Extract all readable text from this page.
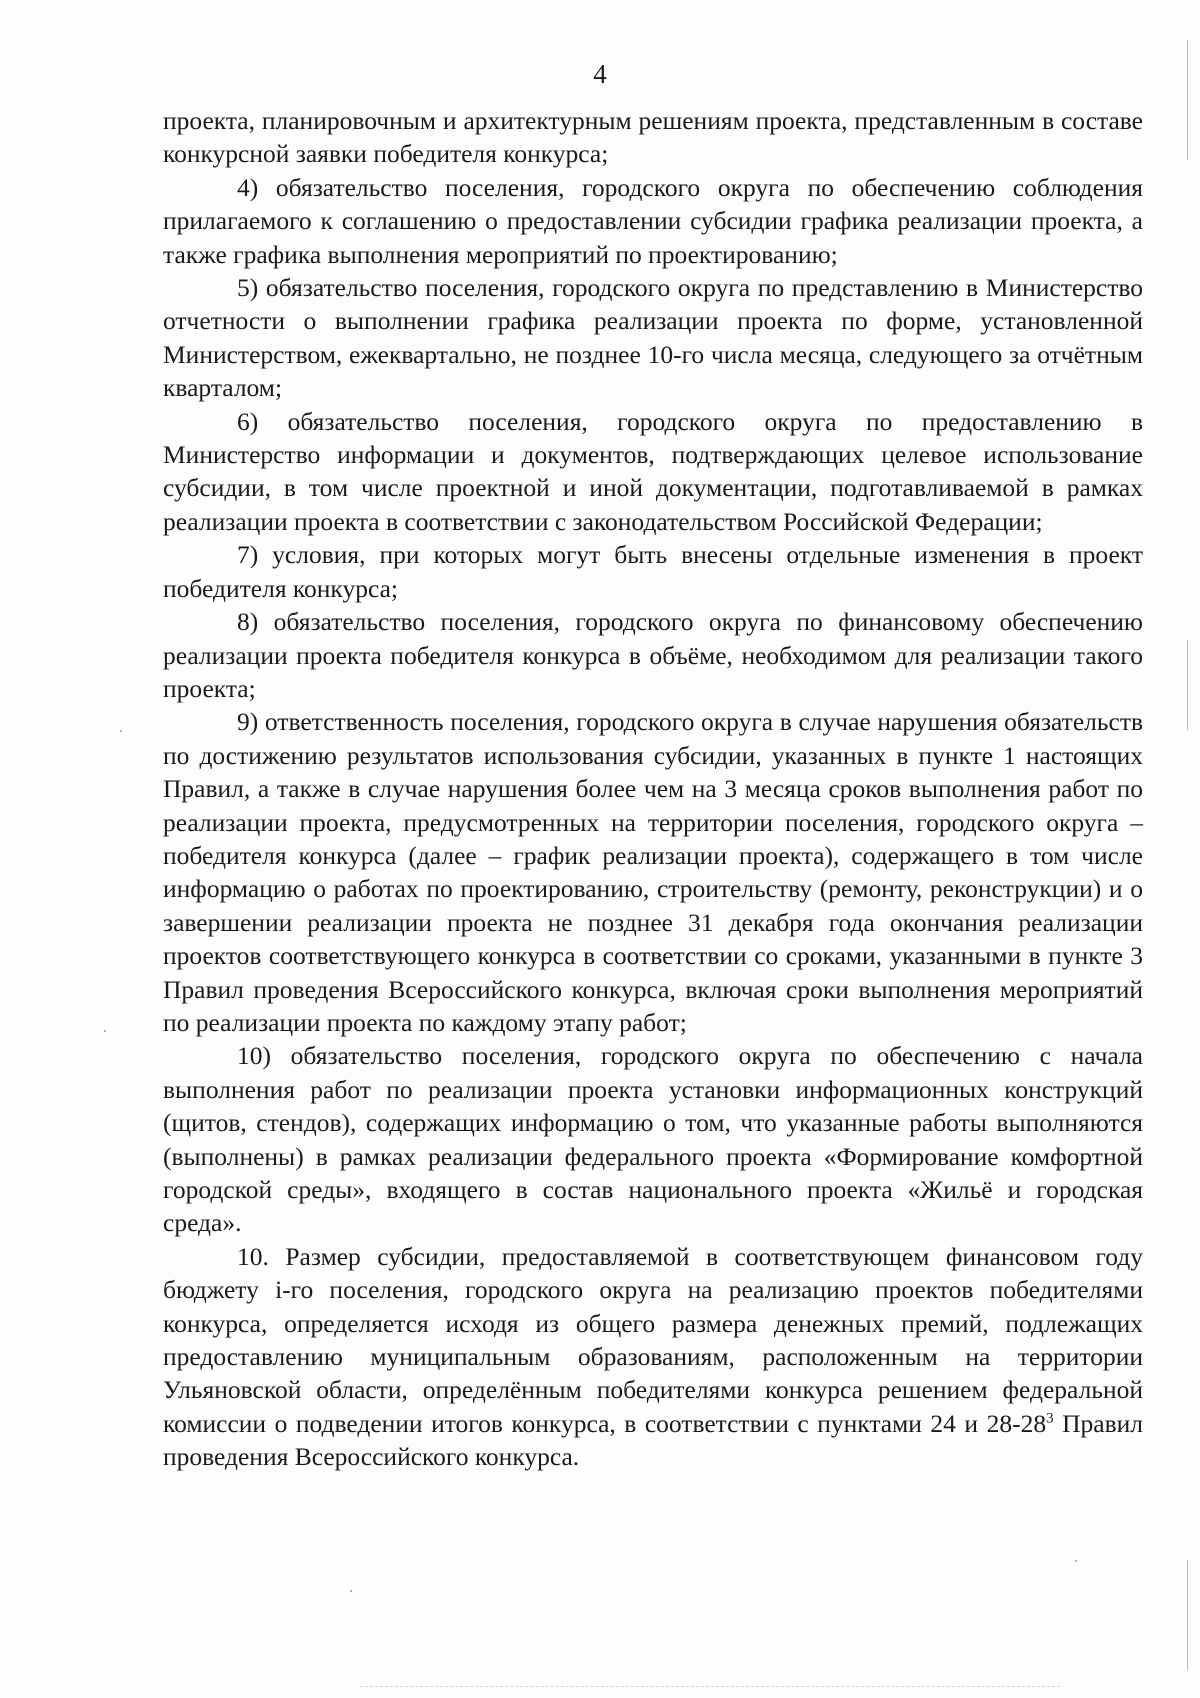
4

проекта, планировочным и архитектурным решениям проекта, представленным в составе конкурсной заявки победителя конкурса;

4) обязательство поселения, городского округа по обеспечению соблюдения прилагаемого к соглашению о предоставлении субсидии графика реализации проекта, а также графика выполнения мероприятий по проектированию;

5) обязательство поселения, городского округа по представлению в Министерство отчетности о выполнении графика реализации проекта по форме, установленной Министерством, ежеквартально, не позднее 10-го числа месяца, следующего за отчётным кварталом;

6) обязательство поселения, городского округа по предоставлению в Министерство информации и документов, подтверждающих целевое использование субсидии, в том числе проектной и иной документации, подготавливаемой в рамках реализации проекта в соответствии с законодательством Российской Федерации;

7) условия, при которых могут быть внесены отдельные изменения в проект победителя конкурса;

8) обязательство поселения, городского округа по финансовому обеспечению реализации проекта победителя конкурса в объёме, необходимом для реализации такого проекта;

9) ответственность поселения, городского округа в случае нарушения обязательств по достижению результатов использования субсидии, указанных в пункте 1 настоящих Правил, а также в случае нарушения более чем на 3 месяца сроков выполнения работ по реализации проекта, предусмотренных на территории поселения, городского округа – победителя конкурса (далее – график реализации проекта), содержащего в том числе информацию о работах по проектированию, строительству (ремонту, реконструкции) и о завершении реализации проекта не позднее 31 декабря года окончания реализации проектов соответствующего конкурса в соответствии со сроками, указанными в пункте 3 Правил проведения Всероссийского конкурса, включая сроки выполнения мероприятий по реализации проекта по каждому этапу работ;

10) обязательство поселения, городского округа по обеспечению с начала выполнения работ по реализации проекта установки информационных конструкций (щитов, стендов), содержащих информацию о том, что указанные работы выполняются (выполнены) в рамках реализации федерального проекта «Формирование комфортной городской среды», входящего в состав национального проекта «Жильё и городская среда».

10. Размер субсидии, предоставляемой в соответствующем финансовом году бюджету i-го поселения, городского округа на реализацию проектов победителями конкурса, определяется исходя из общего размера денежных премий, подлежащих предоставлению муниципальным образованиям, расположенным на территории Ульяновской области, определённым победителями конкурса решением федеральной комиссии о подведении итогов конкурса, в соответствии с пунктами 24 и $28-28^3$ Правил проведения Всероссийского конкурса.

++++

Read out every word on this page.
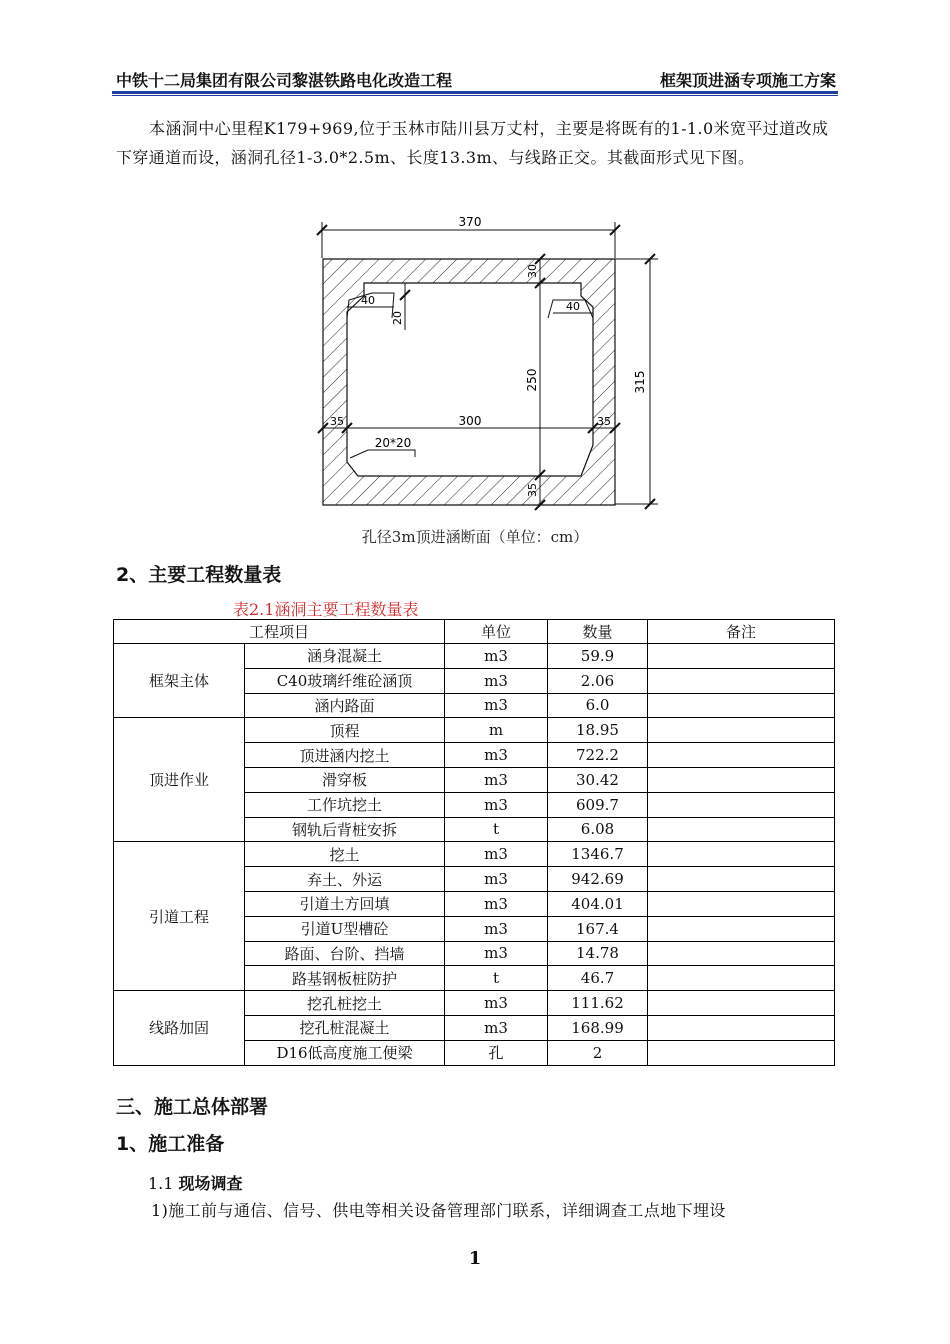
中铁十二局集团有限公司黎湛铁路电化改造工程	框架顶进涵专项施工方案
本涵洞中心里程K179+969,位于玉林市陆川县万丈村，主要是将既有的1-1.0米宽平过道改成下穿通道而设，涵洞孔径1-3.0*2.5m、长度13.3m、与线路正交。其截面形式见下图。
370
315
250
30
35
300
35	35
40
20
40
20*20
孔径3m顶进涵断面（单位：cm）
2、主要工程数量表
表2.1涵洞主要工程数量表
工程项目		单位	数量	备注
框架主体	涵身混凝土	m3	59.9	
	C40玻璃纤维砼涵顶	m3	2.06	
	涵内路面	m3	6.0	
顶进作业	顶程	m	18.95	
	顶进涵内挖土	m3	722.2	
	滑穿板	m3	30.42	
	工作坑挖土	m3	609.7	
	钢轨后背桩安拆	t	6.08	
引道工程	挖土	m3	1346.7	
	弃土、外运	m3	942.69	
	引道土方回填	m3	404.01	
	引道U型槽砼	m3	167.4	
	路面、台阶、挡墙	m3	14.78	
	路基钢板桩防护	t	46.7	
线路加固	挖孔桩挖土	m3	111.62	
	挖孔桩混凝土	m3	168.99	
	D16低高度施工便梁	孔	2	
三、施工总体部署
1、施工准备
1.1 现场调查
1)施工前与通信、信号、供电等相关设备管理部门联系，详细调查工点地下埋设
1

++++

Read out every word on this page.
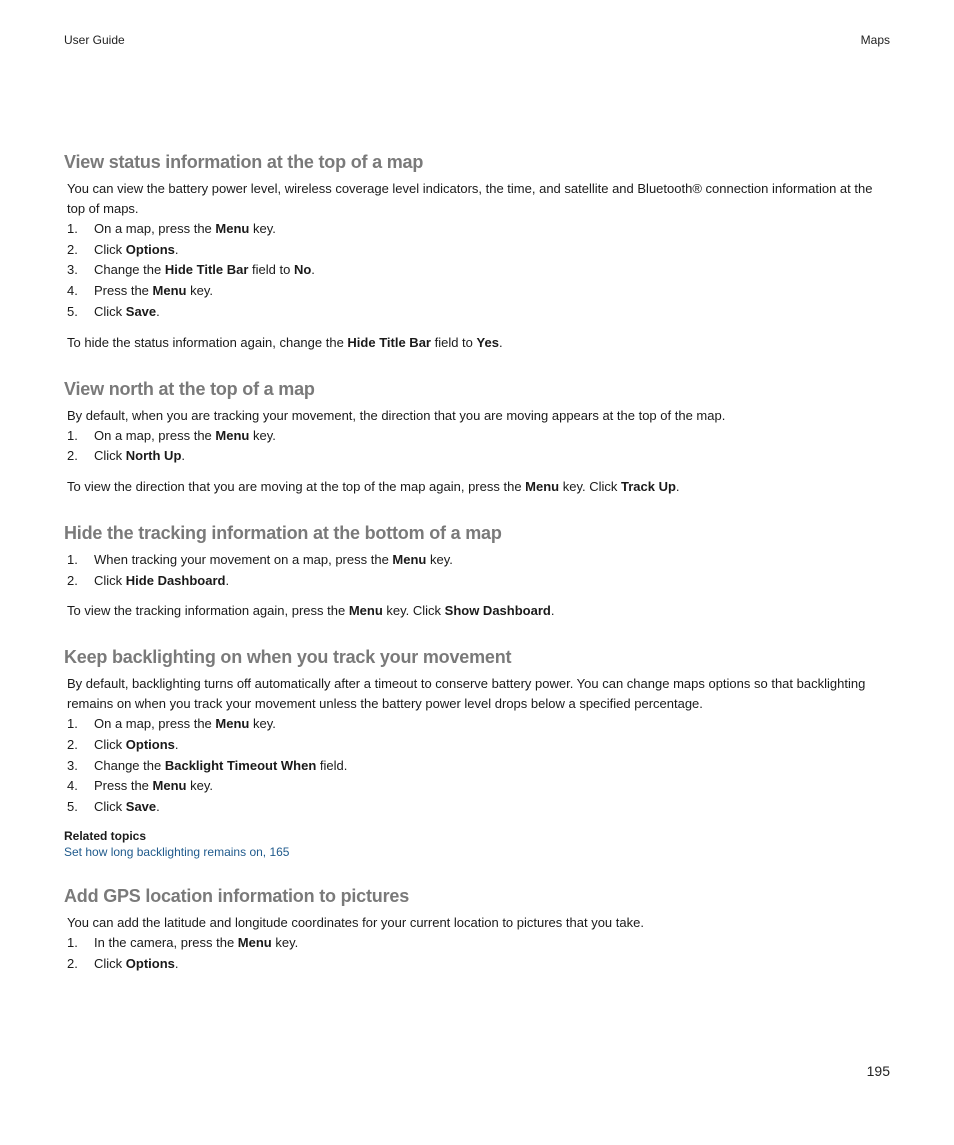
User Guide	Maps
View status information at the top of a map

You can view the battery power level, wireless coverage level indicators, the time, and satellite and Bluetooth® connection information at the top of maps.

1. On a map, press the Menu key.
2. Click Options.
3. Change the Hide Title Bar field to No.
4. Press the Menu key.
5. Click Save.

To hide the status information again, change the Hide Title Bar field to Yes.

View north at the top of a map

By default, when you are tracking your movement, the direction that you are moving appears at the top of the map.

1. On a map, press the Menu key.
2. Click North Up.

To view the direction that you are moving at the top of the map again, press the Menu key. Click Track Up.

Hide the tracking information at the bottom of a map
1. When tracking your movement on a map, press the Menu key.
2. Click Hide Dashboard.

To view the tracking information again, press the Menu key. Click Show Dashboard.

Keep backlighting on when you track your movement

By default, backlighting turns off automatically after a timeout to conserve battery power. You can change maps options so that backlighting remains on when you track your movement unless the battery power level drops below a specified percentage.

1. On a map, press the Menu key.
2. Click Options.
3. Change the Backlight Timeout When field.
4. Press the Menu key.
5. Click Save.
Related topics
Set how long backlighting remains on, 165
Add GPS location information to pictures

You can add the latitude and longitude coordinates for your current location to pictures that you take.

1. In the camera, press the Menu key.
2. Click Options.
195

++++

■ Task objective
Within the entries above, how many lines contain "power"? Respond with the number only.

■ Correct output
2